* Problem to work on
Reproduce the listing below exactly, minus its pictures.

>> Start Working data

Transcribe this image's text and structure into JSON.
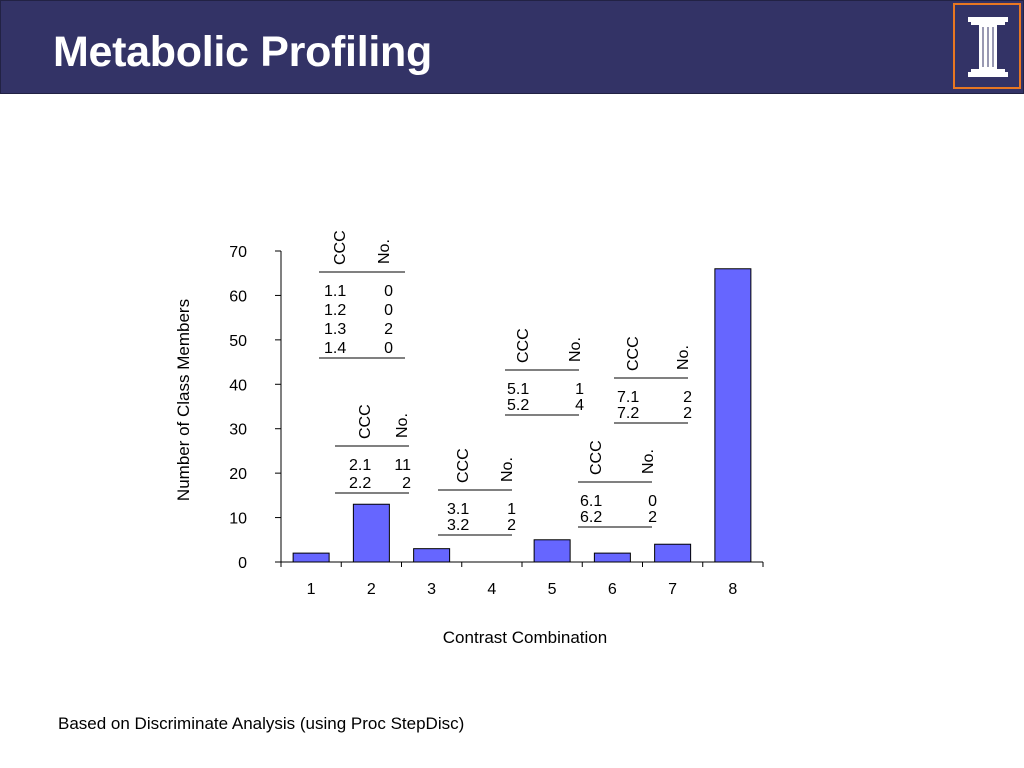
{
  "slide": {
    "title": "Metabolic Profiling",
    "logo_icon": "illinois-i-logo",
    "footnote": "Based on Discriminate Analysis (using Proc StepDisc)"
  },
  "colors": {
    "title_bar": "#333366",
    "logo_border": "#e87722",
    "bar_fill": "#6666ff"
  },
  "chart_data": {
    "type": "bar",
    "xlabel": "Contrast Combination",
    "ylabel": "Number of Class Members",
    "ylim": [
      0,
      70
    ],
    "yticks": [
      0,
      10,
      20,
      30,
      40,
      50,
      60,
      70
    ],
    "categories": [
      "1",
      "2",
      "3",
      "4",
      "5",
      "6",
      "7",
      "8"
    ],
    "values": [
      2,
      13,
      3,
      0,
      5,
      2,
      4,
      66
    ],
    "grid": false,
    "annotations": [
      {
        "category": "1",
        "headers": [
          "CCC",
          "No."
        ],
        "rows": [
          [
            "1.1",
            "0"
          ],
          [
            "1.2",
            "0"
          ],
          [
            "1.3",
            "2"
          ],
          [
            "1.4",
            "0"
          ]
        ]
      },
      {
        "category": "2",
        "headers": [
          "CCC",
          "No."
        ],
        "rows": [
          [
            "2.1",
            "11"
          ],
          [
            "2.2",
            "2"
          ]
        ]
      },
      {
        "category": "3",
        "headers": [
          "CCC",
          "No."
        ],
        "rows": [
          [
            "3.1",
            "1"
          ],
          [
            "3.2",
            "2"
          ]
        ]
      },
      {
        "category": "5",
        "headers": [
          "CCC",
          "No."
        ],
        "rows": [
          [
            "5.1",
            "1"
          ],
          [
            "5.2",
            "4"
          ]
        ]
      },
      {
        "category": "6",
        "headers": [
          "CCC",
          "No."
        ],
        "rows": [
          [
            "6.1",
            "0"
          ],
          [
            "6.2",
            "2"
          ]
        ]
      },
      {
        "category": "7",
        "headers": [
          "CCC",
          "No."
        ],
        "rows": [
          [
            "7.1",
            "2"
          ],
          [
            "7.2",
            "2"
          ]
        ]
      }
    ]
  }
}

>> End Working data

* Solution
Transcribe this image's text and structure into JSON.
{
  "slide": {
    "title": "Metabolic Profiling",
    "logo_icon": "illinois-i-logo",
    "footnote": "Based on Discriminate Analysis (using Proc StepDisc)"
  },
  "colors": {
    "title_bar": "#333366",
    "logo_border": "#e87722",
    "bar_fill": "#6666ff"
  },
  "chart_data": {
    "type": "bar",
    "xlabel": "Contrast Combination",
    "ylabel": "Number of Class Members",
    "ylim": [
      0,
      70
    ],
    "yticks": [
      0,
      10,
      20,
      30,
      40,
      50,
      60,
      70
    ],
    "categories": [
      "1",
      "2",
      "3",
      "4",
      "5",
      "6",
      "7",
      "8"
    ],
    "values": [
      2,
      13,
      3,
      0,
      5,
      2,
      4,
      66
    ],
    "grid": false,
    "annotations": [
      {
        "category": "1",
        "headers": [
          "CCC",
          "No."
        ],
        "rows": [
          [
            "1.1",
            "0"
          ],
          [
            "1.2",
            "0"
          ],
          [
            "1.3",
            "2"
          ],
          [
            "1.4",
            "0"
          ]
        ]
      },
      {
        "category": "2",
        "headers": [
          "CCC",
          "No."
        ],
        "rows": [
          [
            "2.1",
            "11"
          ],
          [
            "2.2",
            "2"
          ]
        ]
      },
      {
        "category": "3",
        "headers": [
          "CCC",
          "No."
        ],
        "rows": [
          [
            "3.1",
            "1"
          ],
          [
            "3.2",
            "2"
          ]
        ]
      },
      {
        "category": "5",
        "headers": [
          "CCC",
          "No."
        ],
        "rows": [
          [
            "5.1",
            "1"
          ],
          [
            "5.2",
            "4"
          ]
        ]
      },
      {
        "category": "6",
        "headers": [
          "CCC",
          "No."
        ],
        "rows": [
          [
            "6.1",
            "0"
          ],
          [
            "6.2",
            "2"
          ]
        ]
      },
      {
        "category": "7",
        "headers": [
          "CCC",
          "No."
        ],
        "rows": [
          [
            "7.1",
            "2"
          ],
          [
            "7.2",
            "2"
          ]
        ]
      }
    ]
  }
}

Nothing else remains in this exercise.